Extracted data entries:
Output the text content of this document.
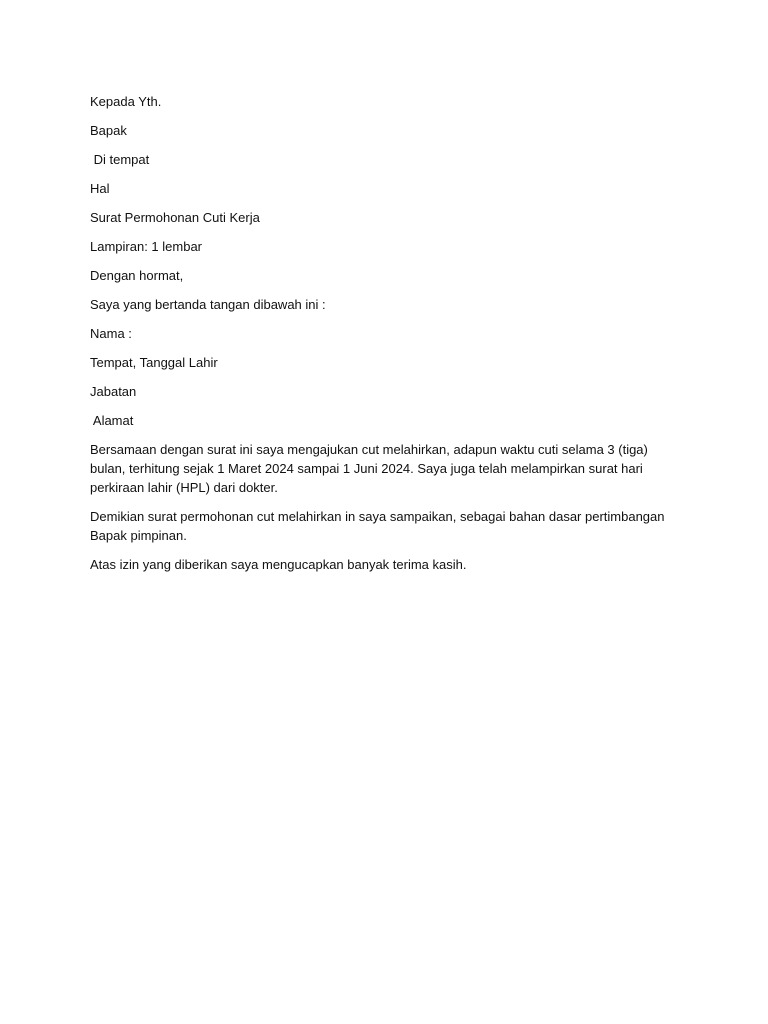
Kepada Yth.

Bapak

Di tempat

Hal

Surat Permohonan Cuti Kerja

Lampiran: 1 lembar

Dengan hormat,

Saya yang bertanda tangan dibawah ini :

Nama :

Tempat, Tanggal Lahir

Jabatan

Alamat

Bersamaan dengan surat ini saya mengajukan cut melahirkan, adapun waktu cuti selama 3 (tiga) bulan, terhitung sejak 1 Maret 2024 sampai 1 Juni 2024. Saya juga telah melampirkan surat hari perkiraan lahir (HPL) dari dokter.

Demikian surat permohonan cut melahirkan in saya sampaikan, sebagai bahan dasar pertimbangan Bapak pimpinan.

Atas izin yang diberikan saya mengucapkan banyak terima kasih.
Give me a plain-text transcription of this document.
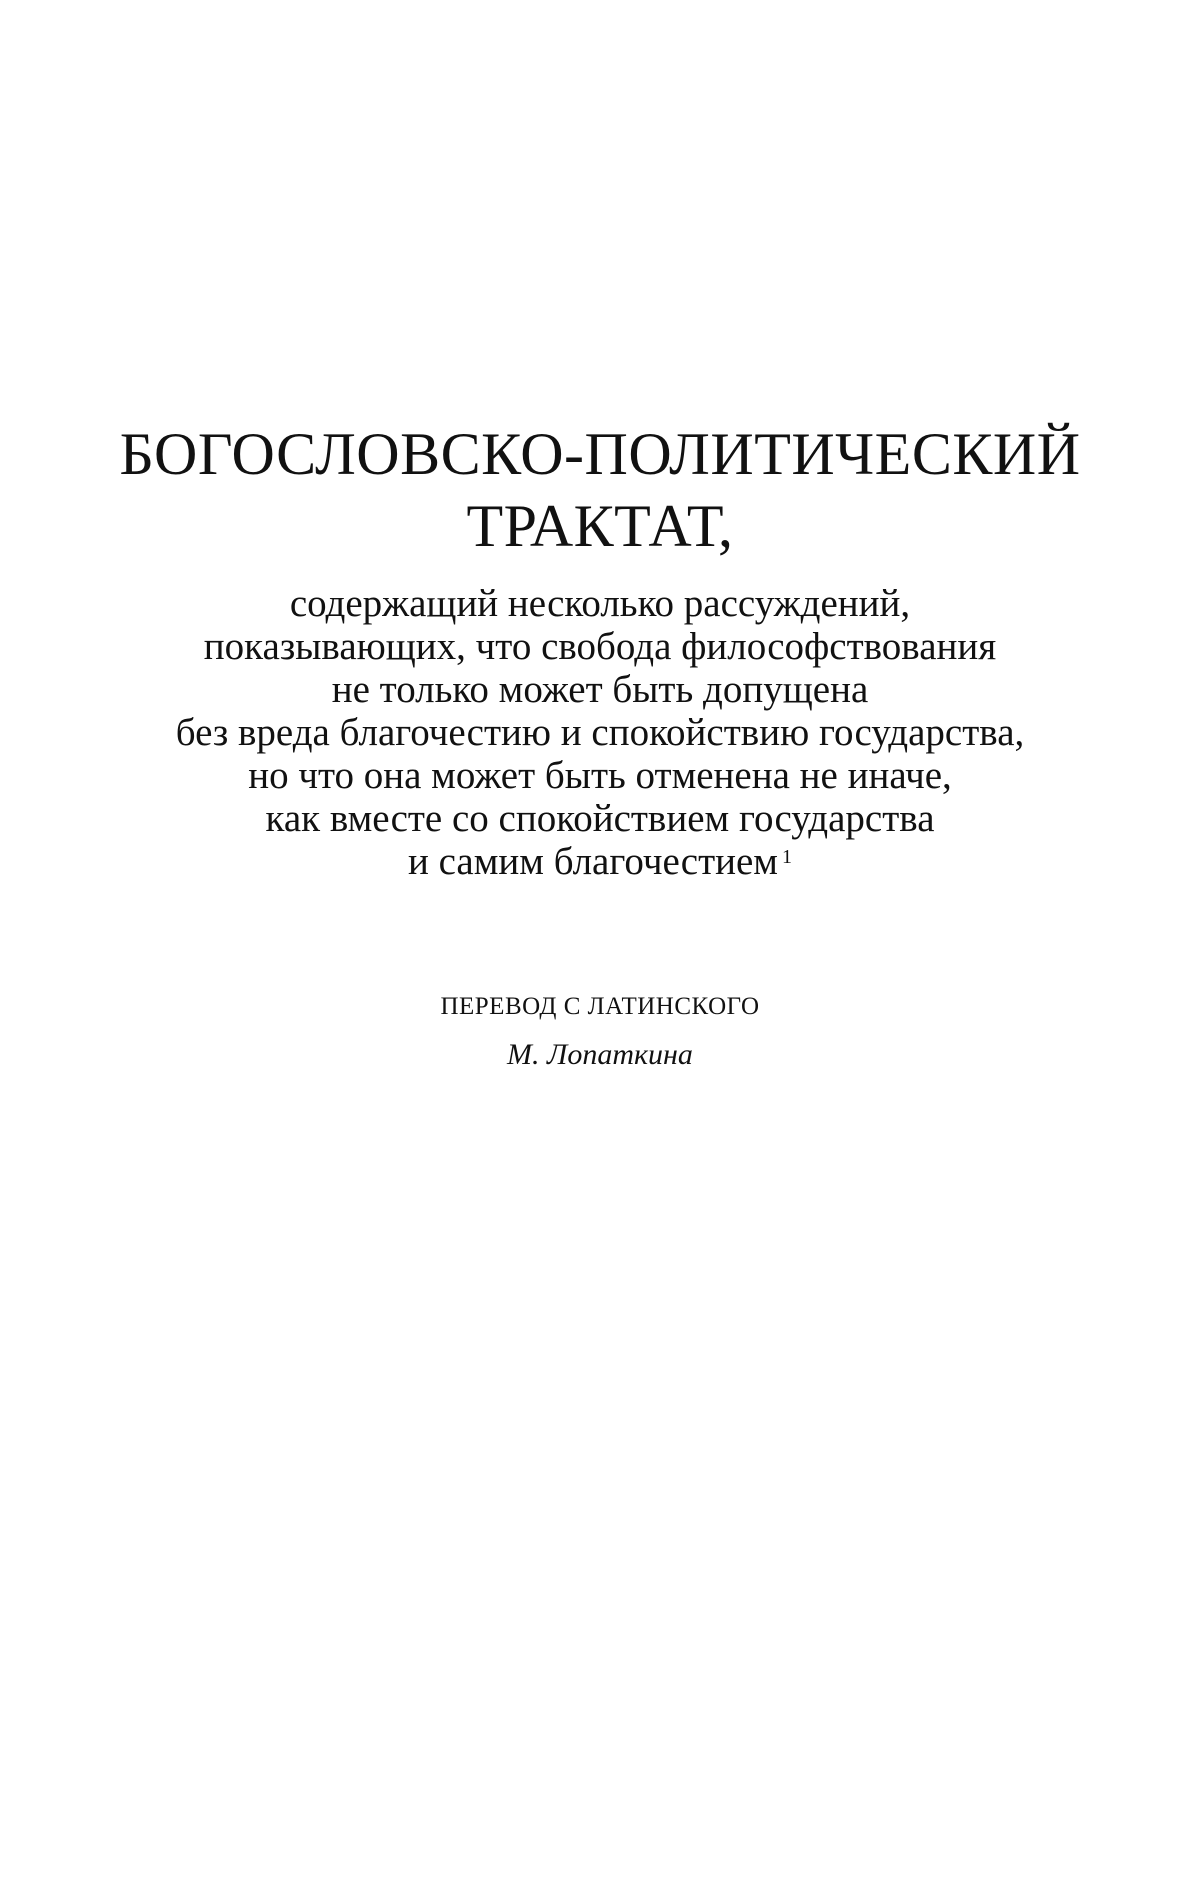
БОГОСЛОВСКО-ПОЛИТИЧЕСКИЙ
ТРАКТАТ,
содержащий несколько рассуждений,
показывающих, что свобода философствования
не только может быть допущена
без вреда благочестию и спокойствию государства,
но что она может быть отменена не иначе,
как вместе со спокойствием государства
и самим благочестием $^1$
ПЕРЕВОД С ЛАТИНСКОГО
М. Лопаткина
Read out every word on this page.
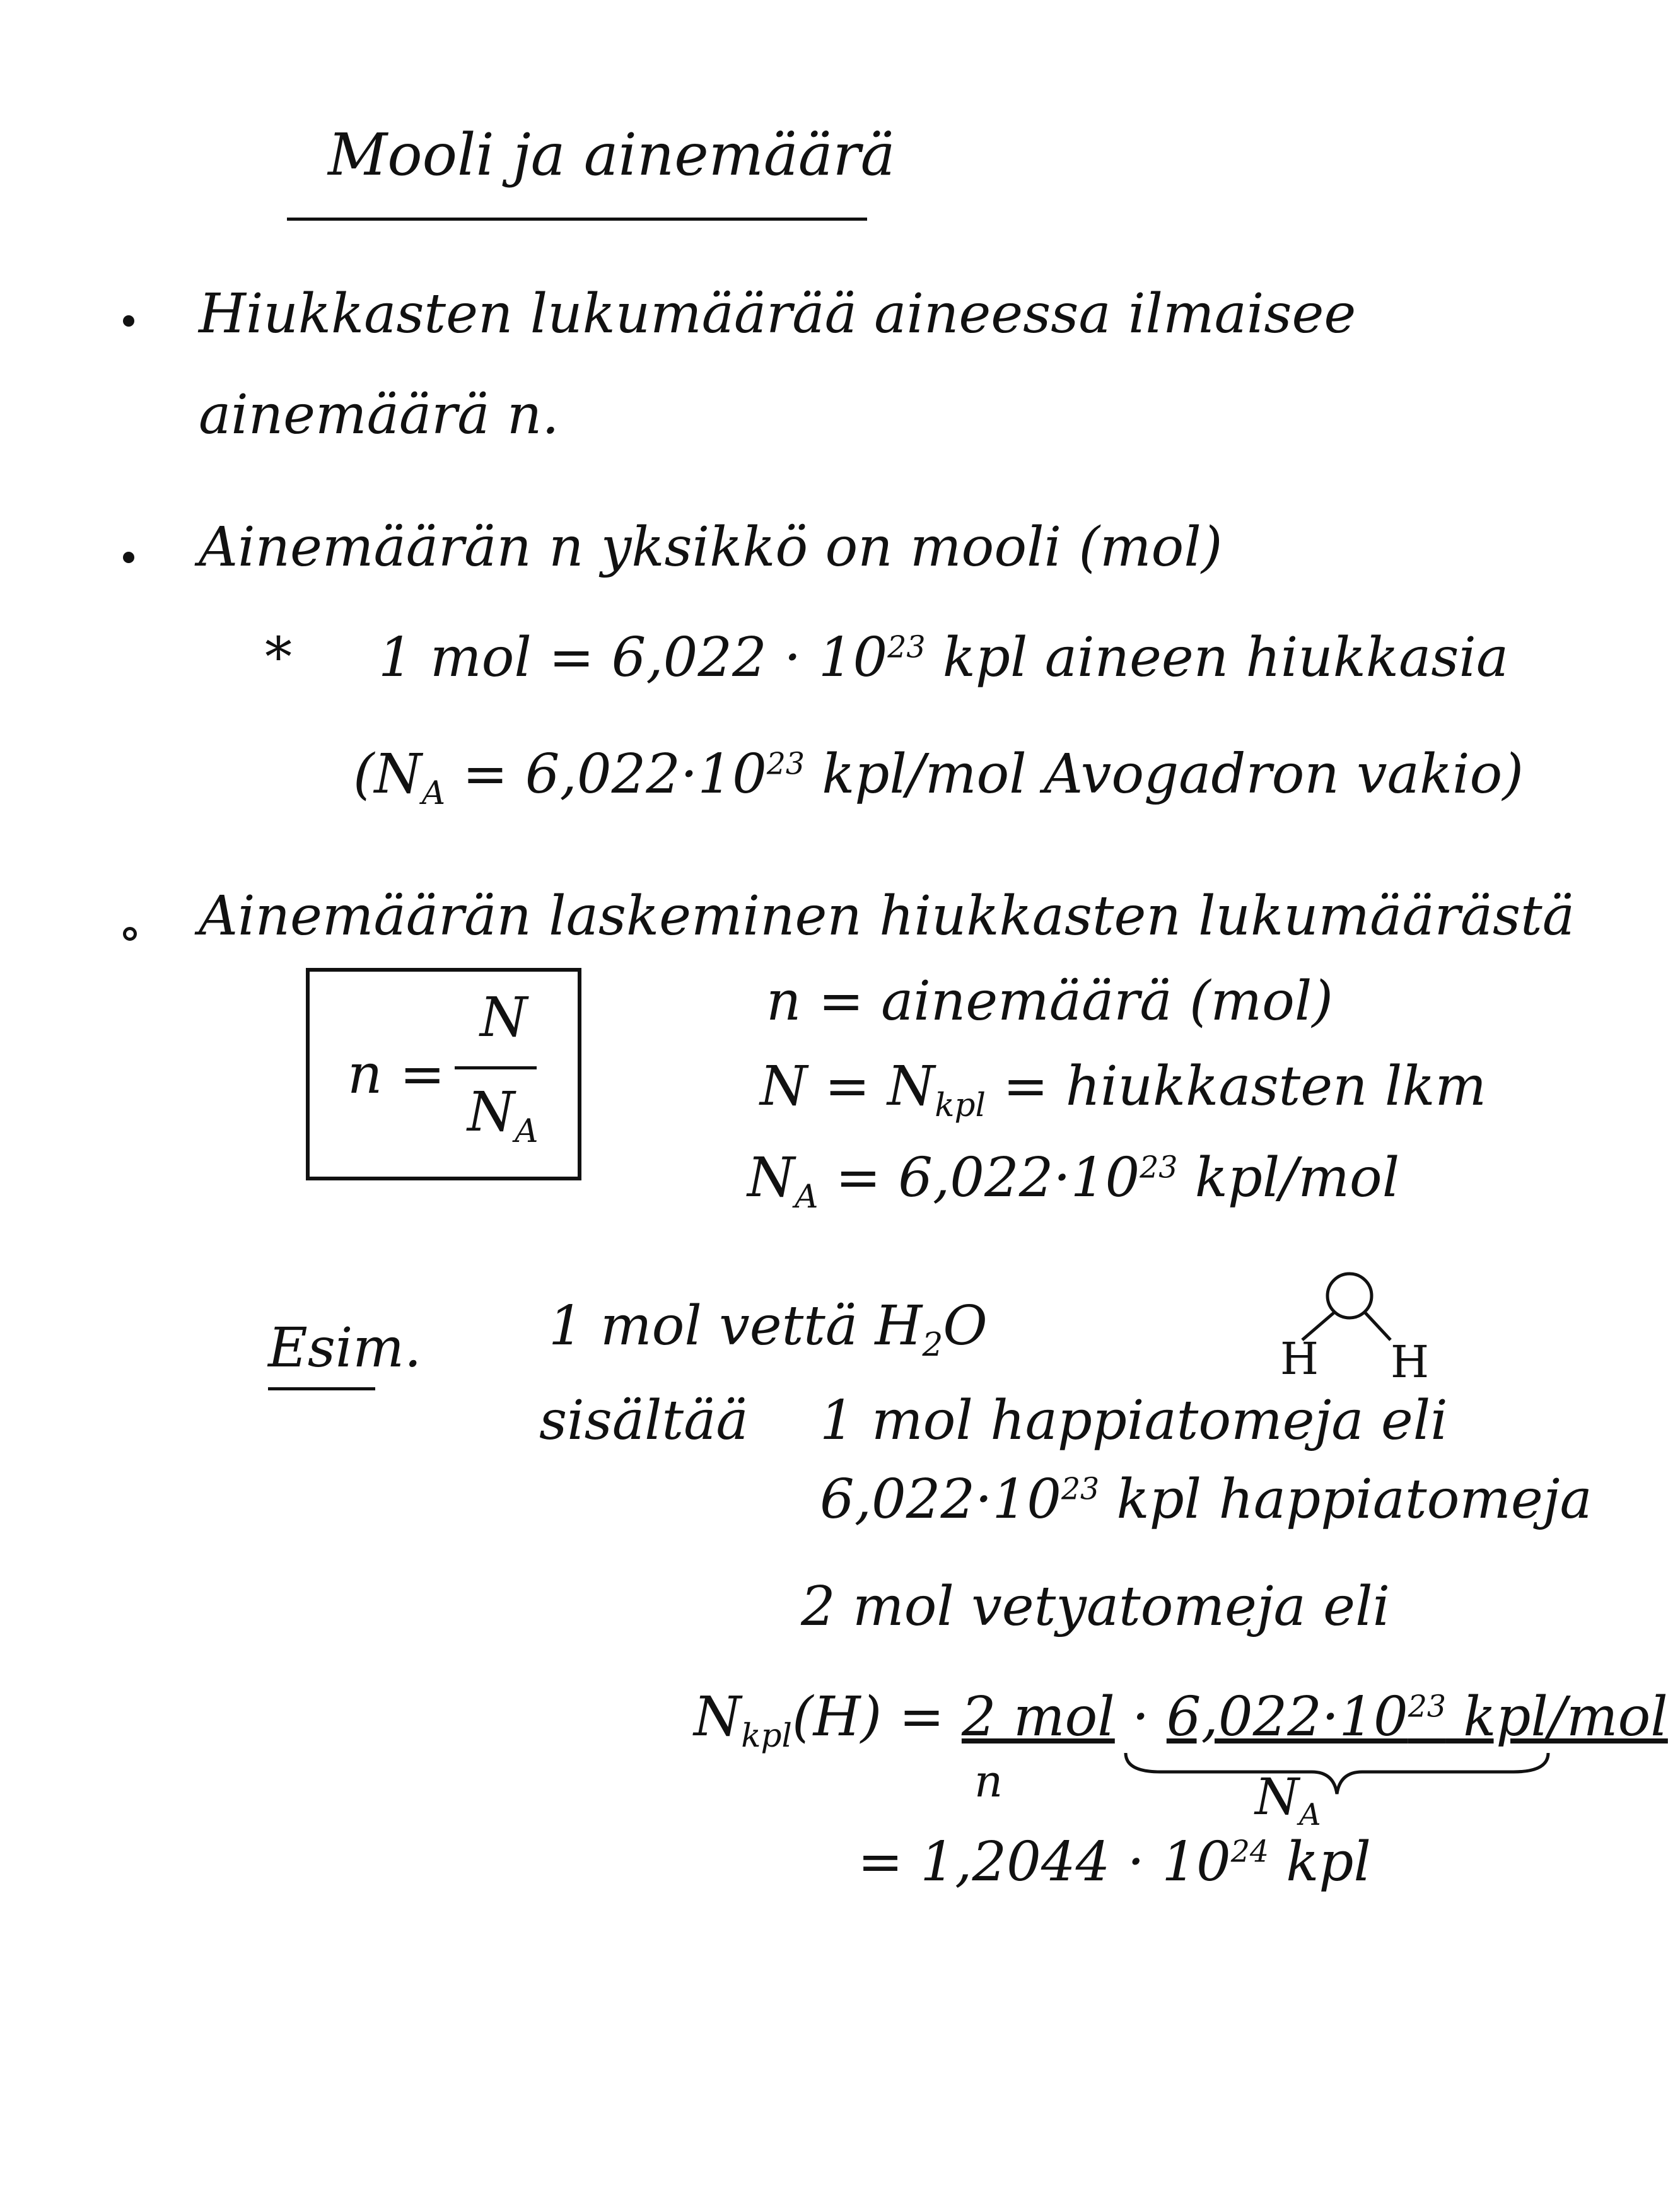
Mooli ja ainemäärä
Hiukkasten lukumäärää aineessa ilmaisee
ainemäärä n.
Ainemäärän n yksikkö on mooli (mol)
* 1 mol = $6,022 \cdot 10^{23}$ kpl aineen hiukkasia
($N_A = 6,022\cdot 10^{23}$ kpl/mol Avogadron vakio)
Ainemäärän laskeminen hiukkasten lukumäärästä
n =
N
$N_A$
n = ainemäärä (mol)
$N = N_{kpl}$ = hiukkasten lkm
$N_A = 6,022\cdot 10^{23}$ kpl/mol
Esim. 1 mol vettä $H_2O$
H H
sisältää 1 mol happiatomeja eli
$6,022\cdot 10^{23}$ kpl happiatomeja
2 mol vetyatomeja eli
$N_{kpl}(H) = 2$ mol · $6,022\cdot 10^{23}$ kpl/mol
n	$N_A$
= $1,2044 \cdot 10^{24}$ kpl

* **What is expected**:
Reproduce the listing word for word and omit its pictures.

* **Completed exercise**:
Output the text content of this document.
Kepada Yth.

Bapak

Di tempat

Hal

Surat Permohonan Cuti Kerja

Lampiran: 1 lembar

Dengan hormat,

Saya yang bertanda tangan dibawah ini :

Nama :

Tempat, Tanggal Lahir

Jabatan

Alamat

Bersamaan dengan surat ini saya mengajukan cut melahirkan, adapun waktu cuti selama 3 (tiga) bulan, terhitung sejak 1 Maret 2024 sampai 1 Juni 2024. Saya juga telah melampirkan surat hari perkiraan lahir (HPL) dari dokter.

Demikian surat permohonan cut melahirkan in saya sampaikan, sebagai bahan dasar pertimbangan Bapak pimpinan.

Atas izin yang diberikan saya mengucapkan banyak terima kasih.
Give me a plain-text transcription of this document.
БОГОСЛОВСКО-ПОЛИТИЧЕСКИЙ
ТРАКТАТ,
содержащий несколько рассуждений,
показывающих, что свобода философствования
не только может быть допущена
без вреда благочестию и спокойствию государства,
но что она может быть отменена не иначе,
как вместе со спокойствием государства
и самим благочестием $^1$
ПЕРЕВОД С ЛАТИНСКОГО
М. Лопаткина
Read out every word on this page.
Mooli ja ainemäärä
Hiukkasten lukumäärää aineessa ilmaisee
ainemäärä n.
Ainemäärän n yksikkö on mooli (mol)
* 1 mol = $6,022 \cdot 10^{23}$ kpl aineen hiukkasia
($N_A = 6,022\cdot 10^{23}$ kpl/mol Avogadron vakio)
Ainemäärän laskeminen hiukkasten lukumäärästä
n =
N
$N_A$
n = ainemäärä (mol)
$N = N_{kpl}$ = hiukkasten lkm
$N_A = 6,022\cdot 10^{23}$ kpl/mol
Esim. 1 mol vettä $H_2O$
H H
sisältää 1 mol happiatomeja eli
$6,022\cdot 10^{23}$ kpl happiatomeja
2 mol vetyatomeja eli
$N_{kpl}(H) = 2$ mol · $6,022\cdot 10^{23}$ kpl/mol
n	$N_A$
= $1,2044 \cdot 10^{24}$ kpl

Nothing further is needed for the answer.